» **Direction**
In the data, begin at the line that has "Patent image size: (1008, 523)." and stop after the line that has "The stop 100 is at (843, 330).". Give those lines again with "exploded perspective view" changed to "exploded isometric view", leaving everything else as it is.

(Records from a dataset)
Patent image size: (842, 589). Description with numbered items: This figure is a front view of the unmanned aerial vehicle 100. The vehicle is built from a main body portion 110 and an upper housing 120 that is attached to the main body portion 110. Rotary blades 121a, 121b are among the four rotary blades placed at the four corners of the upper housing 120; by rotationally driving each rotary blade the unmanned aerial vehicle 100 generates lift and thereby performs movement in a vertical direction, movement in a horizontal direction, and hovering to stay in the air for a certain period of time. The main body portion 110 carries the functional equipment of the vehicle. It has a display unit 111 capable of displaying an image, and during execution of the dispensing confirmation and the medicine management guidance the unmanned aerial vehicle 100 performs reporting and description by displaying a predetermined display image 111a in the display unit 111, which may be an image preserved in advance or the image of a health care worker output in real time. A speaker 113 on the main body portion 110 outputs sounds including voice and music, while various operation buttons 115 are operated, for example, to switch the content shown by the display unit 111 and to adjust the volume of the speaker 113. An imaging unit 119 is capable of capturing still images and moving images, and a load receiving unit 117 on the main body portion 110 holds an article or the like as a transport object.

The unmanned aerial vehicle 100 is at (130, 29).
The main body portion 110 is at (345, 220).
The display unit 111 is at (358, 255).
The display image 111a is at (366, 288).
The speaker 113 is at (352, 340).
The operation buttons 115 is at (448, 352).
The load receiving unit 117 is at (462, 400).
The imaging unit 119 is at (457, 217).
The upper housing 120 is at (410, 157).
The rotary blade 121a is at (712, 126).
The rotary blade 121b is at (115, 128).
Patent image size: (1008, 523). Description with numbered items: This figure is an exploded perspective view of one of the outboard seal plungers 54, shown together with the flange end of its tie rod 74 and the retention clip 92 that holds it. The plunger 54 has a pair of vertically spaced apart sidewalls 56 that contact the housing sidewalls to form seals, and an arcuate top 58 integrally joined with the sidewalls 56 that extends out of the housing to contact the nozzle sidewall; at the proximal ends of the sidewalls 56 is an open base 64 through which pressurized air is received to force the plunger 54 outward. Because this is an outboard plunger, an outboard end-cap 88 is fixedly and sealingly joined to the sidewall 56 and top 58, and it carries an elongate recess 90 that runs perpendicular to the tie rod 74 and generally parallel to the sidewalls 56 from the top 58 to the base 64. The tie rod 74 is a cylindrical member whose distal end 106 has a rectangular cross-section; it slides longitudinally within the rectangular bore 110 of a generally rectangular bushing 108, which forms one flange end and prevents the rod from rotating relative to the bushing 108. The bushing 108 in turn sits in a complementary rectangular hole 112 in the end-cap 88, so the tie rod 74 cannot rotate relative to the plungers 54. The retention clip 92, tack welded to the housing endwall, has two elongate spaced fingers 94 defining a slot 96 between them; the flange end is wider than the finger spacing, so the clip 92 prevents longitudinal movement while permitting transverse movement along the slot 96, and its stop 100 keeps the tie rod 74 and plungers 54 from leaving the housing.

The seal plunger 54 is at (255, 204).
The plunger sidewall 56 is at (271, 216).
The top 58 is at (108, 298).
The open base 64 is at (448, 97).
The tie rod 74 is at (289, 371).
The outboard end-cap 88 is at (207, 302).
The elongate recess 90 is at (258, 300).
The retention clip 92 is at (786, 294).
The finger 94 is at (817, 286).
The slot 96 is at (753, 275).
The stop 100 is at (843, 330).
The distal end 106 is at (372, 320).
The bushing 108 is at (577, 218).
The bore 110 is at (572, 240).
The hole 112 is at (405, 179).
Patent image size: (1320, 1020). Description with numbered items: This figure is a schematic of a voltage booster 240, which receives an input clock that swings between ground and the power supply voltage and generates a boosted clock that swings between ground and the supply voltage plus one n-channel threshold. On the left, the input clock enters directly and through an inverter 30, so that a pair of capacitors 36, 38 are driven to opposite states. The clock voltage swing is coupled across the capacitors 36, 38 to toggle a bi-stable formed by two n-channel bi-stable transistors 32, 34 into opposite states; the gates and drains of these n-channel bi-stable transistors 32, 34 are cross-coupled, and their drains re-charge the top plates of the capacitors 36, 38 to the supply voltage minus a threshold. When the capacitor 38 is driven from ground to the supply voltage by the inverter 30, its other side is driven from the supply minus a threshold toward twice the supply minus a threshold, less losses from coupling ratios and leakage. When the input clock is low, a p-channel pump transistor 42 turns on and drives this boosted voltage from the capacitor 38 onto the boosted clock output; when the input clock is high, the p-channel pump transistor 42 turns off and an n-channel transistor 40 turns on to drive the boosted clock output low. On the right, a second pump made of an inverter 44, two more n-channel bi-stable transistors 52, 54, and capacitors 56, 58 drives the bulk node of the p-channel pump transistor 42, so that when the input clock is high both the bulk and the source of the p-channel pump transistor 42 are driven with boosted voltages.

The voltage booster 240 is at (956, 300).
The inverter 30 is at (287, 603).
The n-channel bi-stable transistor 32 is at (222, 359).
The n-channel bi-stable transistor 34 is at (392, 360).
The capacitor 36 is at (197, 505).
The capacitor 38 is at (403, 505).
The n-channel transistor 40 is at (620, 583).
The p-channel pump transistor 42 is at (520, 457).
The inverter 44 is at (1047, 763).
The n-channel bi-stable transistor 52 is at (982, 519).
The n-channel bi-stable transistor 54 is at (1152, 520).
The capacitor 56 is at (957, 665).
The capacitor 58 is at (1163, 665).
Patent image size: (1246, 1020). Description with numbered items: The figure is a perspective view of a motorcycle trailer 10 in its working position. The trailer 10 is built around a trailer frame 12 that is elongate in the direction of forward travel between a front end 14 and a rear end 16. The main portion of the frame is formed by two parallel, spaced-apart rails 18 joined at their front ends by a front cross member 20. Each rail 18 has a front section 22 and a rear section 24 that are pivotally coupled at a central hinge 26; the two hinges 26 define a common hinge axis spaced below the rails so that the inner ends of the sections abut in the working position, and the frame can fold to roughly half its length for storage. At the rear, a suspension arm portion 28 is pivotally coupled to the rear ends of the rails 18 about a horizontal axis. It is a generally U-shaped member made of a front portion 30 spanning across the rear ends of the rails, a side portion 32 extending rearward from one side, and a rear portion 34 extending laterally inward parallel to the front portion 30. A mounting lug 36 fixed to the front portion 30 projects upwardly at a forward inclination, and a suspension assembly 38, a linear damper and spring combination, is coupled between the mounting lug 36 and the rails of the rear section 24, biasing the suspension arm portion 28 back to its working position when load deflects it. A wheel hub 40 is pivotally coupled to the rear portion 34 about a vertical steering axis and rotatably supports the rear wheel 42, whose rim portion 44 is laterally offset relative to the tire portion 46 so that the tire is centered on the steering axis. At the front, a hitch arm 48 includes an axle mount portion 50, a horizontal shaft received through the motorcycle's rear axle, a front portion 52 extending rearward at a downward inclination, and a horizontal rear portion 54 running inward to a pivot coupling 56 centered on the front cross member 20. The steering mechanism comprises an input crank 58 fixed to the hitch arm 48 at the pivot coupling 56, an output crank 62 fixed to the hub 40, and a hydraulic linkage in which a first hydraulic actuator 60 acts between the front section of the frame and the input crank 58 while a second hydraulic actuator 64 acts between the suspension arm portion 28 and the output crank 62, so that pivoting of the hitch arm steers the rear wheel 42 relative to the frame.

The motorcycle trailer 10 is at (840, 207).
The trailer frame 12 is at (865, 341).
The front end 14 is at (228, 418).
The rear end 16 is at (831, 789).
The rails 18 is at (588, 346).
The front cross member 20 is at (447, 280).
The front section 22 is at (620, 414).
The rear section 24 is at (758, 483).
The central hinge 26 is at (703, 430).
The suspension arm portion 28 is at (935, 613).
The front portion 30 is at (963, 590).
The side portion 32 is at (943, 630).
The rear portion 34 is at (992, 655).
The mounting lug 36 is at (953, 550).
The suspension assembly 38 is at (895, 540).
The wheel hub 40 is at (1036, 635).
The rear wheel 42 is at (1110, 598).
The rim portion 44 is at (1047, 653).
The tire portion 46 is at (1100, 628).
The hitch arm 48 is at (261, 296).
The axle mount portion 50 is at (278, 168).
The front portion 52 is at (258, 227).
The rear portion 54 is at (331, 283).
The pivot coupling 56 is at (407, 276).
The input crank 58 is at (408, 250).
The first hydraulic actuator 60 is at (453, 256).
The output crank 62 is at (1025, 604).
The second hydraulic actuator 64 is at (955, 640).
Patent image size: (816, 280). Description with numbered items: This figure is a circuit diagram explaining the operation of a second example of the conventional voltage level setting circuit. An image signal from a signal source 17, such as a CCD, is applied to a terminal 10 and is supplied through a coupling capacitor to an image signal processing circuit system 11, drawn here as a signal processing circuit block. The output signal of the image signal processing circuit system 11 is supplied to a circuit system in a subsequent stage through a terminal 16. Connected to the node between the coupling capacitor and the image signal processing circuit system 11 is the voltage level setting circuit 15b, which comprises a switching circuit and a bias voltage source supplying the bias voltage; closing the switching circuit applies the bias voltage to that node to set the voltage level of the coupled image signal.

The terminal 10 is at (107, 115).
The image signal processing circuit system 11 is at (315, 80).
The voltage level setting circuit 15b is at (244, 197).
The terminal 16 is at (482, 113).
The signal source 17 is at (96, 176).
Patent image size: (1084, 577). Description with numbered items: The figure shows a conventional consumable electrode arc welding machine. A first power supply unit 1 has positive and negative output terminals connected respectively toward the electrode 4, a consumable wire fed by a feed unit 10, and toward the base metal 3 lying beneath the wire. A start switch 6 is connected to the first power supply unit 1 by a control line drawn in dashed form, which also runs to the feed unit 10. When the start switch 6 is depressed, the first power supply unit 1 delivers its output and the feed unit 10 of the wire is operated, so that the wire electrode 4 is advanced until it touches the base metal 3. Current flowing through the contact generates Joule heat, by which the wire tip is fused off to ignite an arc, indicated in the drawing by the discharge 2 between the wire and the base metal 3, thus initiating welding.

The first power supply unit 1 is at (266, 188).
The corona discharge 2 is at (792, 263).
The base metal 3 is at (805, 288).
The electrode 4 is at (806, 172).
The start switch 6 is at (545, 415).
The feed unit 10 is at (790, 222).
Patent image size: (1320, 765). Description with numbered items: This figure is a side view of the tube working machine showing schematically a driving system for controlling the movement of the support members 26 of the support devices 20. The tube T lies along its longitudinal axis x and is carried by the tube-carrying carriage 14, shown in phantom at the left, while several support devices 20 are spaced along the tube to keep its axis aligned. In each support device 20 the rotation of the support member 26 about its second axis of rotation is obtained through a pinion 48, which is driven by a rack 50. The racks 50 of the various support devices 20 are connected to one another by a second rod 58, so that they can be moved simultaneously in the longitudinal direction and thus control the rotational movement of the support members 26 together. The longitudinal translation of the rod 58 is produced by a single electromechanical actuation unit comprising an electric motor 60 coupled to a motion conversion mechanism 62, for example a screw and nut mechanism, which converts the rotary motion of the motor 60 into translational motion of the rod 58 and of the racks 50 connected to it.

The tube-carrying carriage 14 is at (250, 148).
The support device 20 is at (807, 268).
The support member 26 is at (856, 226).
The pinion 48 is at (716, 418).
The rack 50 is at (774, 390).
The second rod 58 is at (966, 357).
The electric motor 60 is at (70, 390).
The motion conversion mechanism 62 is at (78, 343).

» **Completed task**
Patent image size: (1008, 523). Description with numbered items: This figure is an exploded isometric view of one of the outboard seal plungers 54, shown together with the flange end of its tie rod 74 and the retention clip 92 that holds it. The plunger 54 has a pair of vertically spaced apart sidewalls 56 that contact the housing sidewalls to form seals, and an arcuate top 58 integrally joined with the sidewalls 56 that extends out of the housing to contact the nozzle sidewall; at the proximal ends of the sidewalls 56 is an open base 64 through which pressurized air is received to force the plunger 54 outward. Because this is an outboard plunger, an outboard end-cap 88 is fixedly and sealingly joined to the sidewall 56 and top 58, and it carries an elongate recess 90 that runs perpendicular to the tie rod 74 and generally parallel to the sidewalls 56 from the top 58 to the base 64. The tie rod 74 is a cylindrical member whose distal end 106 has a rectangular cross-section; it slides longitudinally within the rectangular bore 110 of a generally rectangular bushing 108, which forms one flange end and prevents the rod from rotating relative to the bushing 108. The bushing 108 in turn sits in a complementary rectangular hole 112 in the end-cap 88, so the tie rod 74 cannot rotate relative to the plungers 54. The retention clip 92, tack welded to the housing endwall, has two elongate spaced fingers 94 defining a slot 96 between them; the flange end is wider than the finger spacing, so the clip 92 prevents longitudinal movement while permitting transverse movement along the slot 96, and its stop 100 keeps the tie rod 74 and plungers 54 from leaving the housing.

The seal plunger 54 is at (255, 204).
The plunger sidewall 56 is at (271, 216).
The top 58 is at (108, 298).
The open base 64 is at (448, 97).
The tie rod 74 is at (289, 371).
The outboard end-cap 88 is at (207, 302).
The elongate recess 90 is at (258, 300).
The retention clip 92 is at (786, 294).
The finger 94 is at (817, 286).
The slot 96 is at (753, 275).
The stop 100 is at (843, 330).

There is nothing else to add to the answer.